Work to complete
Spot every line with the word "Output" and return it.

Extracted records
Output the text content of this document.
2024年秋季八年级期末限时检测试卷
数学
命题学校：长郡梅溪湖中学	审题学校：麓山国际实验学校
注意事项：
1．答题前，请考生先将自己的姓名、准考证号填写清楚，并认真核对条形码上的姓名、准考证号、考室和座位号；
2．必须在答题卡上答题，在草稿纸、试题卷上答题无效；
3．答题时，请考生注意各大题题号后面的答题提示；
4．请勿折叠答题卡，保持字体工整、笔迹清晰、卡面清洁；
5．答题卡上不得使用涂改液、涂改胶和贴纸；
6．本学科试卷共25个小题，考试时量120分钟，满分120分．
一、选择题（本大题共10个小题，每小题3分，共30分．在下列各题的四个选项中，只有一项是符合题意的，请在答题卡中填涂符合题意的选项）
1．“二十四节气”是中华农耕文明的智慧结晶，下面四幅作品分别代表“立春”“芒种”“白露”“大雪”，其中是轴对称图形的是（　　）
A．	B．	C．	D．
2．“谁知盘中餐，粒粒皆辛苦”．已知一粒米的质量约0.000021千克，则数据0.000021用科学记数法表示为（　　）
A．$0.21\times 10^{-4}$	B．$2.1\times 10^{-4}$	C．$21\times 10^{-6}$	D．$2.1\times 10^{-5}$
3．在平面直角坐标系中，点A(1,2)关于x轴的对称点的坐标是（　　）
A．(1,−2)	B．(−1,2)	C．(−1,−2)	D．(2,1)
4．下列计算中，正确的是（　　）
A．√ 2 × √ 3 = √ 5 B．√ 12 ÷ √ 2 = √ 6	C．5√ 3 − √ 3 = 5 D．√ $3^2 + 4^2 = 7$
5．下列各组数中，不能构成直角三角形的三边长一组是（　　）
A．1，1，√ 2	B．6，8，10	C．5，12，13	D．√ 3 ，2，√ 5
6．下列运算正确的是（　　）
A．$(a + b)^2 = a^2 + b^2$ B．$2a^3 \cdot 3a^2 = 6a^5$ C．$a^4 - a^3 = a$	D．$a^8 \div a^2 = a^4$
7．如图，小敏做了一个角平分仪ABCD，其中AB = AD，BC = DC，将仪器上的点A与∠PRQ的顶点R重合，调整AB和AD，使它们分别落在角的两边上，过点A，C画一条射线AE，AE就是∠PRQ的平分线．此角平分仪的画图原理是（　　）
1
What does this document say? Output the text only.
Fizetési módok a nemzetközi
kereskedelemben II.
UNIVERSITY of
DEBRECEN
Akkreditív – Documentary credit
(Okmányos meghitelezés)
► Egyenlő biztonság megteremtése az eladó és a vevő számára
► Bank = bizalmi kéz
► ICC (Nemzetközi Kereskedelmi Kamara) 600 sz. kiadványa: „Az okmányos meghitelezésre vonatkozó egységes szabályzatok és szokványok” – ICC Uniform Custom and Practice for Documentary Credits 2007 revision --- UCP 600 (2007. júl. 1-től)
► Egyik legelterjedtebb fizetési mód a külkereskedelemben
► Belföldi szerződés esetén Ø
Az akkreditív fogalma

Written solution
Output the text content of this document.
What does this document say? Output the text only.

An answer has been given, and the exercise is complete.